◆ DIRECTIVE
Return a copy of every line in the records that includes the word "views".

Data records
• • •

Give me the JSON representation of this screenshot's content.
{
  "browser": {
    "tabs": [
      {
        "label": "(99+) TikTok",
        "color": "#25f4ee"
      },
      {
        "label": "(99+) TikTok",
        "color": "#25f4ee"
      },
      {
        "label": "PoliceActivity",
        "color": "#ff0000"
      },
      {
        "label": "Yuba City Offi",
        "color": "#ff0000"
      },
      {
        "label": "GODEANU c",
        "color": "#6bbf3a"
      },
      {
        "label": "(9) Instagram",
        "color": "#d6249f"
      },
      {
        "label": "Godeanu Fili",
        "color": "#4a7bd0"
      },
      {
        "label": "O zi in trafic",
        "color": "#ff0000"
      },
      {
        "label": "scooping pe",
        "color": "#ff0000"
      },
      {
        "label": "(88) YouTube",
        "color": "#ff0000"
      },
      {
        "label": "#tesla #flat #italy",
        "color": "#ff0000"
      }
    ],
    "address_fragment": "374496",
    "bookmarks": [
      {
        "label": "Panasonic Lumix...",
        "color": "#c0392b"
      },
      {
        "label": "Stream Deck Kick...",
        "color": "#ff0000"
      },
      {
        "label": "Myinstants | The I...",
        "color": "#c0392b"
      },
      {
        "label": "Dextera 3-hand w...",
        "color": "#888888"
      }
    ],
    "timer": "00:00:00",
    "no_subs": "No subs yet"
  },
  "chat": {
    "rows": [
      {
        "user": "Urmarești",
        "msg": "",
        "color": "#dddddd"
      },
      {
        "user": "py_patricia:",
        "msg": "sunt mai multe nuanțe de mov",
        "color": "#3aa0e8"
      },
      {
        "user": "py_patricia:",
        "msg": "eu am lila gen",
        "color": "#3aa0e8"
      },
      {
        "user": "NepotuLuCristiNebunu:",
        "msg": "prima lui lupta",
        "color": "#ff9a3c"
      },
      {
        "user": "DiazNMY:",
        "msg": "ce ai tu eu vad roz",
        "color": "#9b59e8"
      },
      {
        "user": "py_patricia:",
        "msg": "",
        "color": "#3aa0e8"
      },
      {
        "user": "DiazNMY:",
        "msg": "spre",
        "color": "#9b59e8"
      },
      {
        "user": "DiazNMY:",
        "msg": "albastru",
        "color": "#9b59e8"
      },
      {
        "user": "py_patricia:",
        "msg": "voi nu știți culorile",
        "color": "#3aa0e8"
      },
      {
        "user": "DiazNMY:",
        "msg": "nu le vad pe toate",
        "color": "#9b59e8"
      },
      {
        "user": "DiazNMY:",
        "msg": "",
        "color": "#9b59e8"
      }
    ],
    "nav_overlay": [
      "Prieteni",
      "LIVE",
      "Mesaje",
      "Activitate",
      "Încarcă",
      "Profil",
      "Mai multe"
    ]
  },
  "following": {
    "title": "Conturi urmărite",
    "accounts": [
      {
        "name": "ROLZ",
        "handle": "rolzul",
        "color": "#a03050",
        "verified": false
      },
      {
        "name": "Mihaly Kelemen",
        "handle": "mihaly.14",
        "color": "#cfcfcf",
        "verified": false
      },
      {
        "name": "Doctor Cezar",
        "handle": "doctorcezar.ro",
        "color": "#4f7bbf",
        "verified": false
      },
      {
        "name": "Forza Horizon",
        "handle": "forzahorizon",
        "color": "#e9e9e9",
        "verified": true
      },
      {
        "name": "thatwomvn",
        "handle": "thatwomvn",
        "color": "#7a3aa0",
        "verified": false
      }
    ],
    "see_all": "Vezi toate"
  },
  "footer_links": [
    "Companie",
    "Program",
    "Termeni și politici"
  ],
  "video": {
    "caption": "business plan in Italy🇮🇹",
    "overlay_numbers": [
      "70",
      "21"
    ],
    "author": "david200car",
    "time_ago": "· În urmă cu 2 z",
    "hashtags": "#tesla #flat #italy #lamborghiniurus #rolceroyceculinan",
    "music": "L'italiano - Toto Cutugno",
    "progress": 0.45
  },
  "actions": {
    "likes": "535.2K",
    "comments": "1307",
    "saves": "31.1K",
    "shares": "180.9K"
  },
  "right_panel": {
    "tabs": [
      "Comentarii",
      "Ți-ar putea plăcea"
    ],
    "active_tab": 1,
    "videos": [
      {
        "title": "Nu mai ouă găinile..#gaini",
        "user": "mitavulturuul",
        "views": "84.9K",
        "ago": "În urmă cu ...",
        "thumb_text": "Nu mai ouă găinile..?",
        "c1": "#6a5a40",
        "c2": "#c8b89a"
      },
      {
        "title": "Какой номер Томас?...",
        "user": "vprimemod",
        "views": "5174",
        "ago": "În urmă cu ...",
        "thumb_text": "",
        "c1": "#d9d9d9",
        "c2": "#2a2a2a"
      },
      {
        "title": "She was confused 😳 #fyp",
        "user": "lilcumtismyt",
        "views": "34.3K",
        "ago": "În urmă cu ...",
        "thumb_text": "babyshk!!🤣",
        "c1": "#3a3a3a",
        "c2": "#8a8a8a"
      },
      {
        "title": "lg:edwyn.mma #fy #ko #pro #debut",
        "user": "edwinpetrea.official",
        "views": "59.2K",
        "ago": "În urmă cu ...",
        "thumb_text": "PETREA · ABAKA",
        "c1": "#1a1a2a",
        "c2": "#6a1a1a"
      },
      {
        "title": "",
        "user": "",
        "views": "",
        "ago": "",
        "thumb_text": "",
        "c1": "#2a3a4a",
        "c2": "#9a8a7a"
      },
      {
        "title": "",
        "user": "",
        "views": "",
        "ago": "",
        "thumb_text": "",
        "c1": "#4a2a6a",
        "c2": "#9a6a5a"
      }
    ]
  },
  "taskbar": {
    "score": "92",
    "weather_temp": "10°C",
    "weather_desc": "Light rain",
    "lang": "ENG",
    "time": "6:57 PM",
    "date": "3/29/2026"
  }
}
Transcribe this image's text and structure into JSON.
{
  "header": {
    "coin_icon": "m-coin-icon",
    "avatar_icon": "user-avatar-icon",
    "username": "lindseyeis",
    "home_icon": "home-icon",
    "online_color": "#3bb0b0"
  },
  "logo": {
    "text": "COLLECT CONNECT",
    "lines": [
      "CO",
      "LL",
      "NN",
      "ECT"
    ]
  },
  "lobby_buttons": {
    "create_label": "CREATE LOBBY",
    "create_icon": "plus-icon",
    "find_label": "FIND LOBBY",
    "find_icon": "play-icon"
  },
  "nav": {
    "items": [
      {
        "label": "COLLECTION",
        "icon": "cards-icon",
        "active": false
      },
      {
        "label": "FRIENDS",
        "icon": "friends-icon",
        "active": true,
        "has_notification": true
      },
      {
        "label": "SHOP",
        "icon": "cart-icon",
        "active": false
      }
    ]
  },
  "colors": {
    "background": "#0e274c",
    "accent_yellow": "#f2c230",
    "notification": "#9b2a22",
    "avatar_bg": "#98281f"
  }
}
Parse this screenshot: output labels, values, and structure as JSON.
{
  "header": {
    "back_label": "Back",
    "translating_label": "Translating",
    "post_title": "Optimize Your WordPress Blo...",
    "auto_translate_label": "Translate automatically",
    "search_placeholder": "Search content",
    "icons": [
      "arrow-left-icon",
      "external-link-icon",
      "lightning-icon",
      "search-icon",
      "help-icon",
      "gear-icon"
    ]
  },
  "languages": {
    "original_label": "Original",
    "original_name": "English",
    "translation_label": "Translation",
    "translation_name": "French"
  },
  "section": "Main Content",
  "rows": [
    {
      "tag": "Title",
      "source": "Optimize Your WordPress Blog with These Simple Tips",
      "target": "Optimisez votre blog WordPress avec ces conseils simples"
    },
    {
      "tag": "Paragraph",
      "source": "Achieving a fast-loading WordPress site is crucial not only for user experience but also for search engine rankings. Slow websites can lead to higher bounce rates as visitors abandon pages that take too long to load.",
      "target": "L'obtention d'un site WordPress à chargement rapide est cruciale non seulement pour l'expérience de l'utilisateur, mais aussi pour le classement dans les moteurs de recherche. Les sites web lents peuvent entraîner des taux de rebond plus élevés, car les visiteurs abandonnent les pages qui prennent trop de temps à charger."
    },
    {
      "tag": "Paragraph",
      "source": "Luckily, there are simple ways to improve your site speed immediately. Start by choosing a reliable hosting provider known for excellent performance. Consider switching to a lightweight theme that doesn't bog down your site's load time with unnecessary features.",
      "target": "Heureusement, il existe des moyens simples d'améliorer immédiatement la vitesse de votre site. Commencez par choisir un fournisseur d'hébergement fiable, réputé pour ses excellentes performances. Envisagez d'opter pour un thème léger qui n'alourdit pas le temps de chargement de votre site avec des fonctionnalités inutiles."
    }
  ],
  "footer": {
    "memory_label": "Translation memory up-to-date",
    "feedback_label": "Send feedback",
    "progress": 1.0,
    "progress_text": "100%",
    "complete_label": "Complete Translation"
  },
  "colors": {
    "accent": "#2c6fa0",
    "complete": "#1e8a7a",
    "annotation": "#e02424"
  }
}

• • •

◆ EXPECTED ANSWER
        "views": "84.9K",
        "views": "5174",
        "views": "34.3K",
        "views": "59.2K",
        "views": "",
        "views": "",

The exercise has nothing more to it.